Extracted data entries
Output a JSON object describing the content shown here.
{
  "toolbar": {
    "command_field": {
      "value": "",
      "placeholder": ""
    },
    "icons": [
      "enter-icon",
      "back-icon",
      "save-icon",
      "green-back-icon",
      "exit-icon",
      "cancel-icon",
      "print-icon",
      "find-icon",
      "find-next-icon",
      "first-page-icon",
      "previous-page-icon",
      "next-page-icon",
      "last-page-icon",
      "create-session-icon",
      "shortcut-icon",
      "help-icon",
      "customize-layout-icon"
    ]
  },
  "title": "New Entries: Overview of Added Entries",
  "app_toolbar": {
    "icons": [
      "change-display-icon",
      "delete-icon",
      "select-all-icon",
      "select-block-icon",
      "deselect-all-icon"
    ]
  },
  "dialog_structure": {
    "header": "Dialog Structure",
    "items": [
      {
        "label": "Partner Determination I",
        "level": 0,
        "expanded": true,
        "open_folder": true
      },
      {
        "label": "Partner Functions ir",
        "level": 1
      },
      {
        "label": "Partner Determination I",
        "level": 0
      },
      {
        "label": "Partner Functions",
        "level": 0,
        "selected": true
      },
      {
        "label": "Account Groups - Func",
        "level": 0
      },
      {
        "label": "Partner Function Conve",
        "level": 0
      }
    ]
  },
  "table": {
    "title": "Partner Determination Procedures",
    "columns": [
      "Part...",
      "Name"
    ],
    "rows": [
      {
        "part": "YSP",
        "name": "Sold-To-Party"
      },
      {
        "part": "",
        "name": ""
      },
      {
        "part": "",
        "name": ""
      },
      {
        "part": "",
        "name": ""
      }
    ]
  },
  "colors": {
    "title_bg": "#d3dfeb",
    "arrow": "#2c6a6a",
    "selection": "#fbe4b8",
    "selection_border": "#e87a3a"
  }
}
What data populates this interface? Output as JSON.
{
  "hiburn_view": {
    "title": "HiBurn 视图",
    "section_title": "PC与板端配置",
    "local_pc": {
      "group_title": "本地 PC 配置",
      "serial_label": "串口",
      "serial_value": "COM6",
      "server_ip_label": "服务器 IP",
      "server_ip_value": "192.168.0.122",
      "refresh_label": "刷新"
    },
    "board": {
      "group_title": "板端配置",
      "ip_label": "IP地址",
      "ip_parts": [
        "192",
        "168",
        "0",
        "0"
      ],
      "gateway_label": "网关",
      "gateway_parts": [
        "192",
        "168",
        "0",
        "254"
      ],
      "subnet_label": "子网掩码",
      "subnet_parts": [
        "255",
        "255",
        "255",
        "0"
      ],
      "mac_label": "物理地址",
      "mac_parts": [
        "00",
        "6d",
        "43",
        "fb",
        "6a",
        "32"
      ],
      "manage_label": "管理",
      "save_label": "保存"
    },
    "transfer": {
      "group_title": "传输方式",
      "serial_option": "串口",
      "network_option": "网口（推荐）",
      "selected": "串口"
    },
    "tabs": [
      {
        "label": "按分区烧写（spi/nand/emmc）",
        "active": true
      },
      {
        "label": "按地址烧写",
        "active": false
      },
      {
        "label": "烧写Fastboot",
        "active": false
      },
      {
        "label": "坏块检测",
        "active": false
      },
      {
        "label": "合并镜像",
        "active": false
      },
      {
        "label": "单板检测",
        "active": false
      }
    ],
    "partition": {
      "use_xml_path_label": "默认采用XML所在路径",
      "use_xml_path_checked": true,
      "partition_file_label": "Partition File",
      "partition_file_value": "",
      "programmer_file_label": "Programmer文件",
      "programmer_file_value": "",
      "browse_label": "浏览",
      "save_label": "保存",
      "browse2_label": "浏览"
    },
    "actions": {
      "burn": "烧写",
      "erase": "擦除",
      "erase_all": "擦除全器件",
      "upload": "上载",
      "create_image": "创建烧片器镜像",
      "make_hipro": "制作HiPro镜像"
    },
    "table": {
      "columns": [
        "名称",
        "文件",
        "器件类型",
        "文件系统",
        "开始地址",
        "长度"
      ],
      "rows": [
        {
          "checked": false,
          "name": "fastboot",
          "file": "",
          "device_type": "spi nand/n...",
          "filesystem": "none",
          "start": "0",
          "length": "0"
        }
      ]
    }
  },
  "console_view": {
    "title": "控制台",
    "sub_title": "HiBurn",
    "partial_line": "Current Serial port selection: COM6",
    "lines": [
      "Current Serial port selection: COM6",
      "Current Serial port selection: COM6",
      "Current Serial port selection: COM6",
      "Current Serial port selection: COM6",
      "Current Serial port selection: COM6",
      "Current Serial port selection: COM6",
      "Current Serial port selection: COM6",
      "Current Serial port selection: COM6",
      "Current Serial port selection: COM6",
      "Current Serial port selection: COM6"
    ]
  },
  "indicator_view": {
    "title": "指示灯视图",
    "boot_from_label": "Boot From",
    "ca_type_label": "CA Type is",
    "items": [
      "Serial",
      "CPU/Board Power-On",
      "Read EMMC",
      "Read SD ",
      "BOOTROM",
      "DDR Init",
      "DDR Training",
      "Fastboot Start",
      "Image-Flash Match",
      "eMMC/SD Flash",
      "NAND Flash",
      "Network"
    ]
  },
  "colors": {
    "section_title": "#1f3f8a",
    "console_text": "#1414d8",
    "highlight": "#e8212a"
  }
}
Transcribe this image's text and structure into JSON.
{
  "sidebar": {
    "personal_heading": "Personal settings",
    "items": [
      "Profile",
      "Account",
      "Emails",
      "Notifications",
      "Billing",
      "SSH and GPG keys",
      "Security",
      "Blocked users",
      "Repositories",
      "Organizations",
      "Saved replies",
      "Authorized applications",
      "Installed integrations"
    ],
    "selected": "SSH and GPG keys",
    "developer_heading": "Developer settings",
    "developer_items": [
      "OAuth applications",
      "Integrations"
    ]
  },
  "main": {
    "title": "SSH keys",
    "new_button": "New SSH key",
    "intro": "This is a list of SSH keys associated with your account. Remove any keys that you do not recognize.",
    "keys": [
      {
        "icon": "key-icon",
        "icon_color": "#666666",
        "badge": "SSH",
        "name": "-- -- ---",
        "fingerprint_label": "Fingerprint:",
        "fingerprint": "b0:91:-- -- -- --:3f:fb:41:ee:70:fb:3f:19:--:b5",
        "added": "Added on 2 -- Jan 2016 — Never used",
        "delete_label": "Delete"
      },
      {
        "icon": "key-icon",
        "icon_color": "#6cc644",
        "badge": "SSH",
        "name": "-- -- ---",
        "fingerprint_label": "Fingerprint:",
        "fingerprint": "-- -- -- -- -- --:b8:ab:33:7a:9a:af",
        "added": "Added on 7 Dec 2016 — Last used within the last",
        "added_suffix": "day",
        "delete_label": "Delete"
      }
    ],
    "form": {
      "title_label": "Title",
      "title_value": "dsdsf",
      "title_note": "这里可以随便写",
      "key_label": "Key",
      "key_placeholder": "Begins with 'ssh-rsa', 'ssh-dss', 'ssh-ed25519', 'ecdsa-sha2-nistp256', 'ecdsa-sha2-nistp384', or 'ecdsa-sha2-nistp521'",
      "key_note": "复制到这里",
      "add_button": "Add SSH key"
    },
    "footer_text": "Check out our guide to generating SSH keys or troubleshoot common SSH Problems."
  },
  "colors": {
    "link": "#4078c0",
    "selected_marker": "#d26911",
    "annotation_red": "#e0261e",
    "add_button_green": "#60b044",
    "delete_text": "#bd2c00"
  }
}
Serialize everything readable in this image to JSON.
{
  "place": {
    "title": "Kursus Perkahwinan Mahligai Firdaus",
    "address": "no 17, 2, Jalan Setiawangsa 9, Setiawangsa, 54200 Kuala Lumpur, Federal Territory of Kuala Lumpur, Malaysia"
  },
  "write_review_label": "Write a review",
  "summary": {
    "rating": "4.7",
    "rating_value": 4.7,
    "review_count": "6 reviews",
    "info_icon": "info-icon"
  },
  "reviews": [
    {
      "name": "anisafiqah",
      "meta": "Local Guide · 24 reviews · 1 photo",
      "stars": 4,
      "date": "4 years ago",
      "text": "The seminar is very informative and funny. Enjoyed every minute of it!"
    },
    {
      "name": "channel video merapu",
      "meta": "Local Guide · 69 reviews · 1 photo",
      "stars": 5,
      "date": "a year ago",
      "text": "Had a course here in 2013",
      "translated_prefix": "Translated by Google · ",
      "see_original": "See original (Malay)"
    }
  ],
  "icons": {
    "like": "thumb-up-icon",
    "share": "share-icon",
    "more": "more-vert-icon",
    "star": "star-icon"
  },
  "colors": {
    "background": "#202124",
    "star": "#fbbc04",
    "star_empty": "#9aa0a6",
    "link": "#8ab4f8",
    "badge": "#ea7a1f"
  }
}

▶ **Task prompt**: Include both ends. Return the line holding "Serialize everything readable" and all lines after it in the records above, exactly as written.

▶ **In response**:
Serialize everything readable in this image to JSON.
{
  "place": {
    "title": "Kursus Perkahwinan Mahligai Firdaus",
    "address": "no 17, 2, Jalan Setiawangsa 9, Setiawangsa, 54200 Kuala Lumpur, Federal Territory of Kuala Lumpur, Malaysia"
  },
  "write_review_label": "Write a review",
  "summary": {
    "rating": "4.7",
    "rating_value": 4.7,
    "review_count": "6 reviews",
    "info_icon": "info-icon"
  },
  "reviews": [
    {
      "name": "anisafiqah",
      "meta": "Local Guide · 24 reviews · 1 photo",
      "stars": 4,
      "date": "4 years ago",
      "text": "The seminar is very informative and funny. Enjoyed every minute of it!"
    },
    {
      "name": "channel video merapu",
      "meta": "Local Guide · 69 reviews · 1 photo",
      "stars": 5,
      "date": "a year ago",
      "text": "Had a course here in 2013",
      "translated_prefix": "Translated by Google · ",
      "see_original": "See original (Malay)"
    }
  ],
  "icons": {
    "like": "thumb-up-icon",
    "share": "share-icon",
    "more": "more-vert-icon",
    "star": "star-icon"
  },
  "colors": {
    "background": "#202124",
    "star": "#fbbc04",
    "star_empty": "#9aa0a6",
    "link": "#8ab4f8",
    "badge": "#ea7a1f"
  }
}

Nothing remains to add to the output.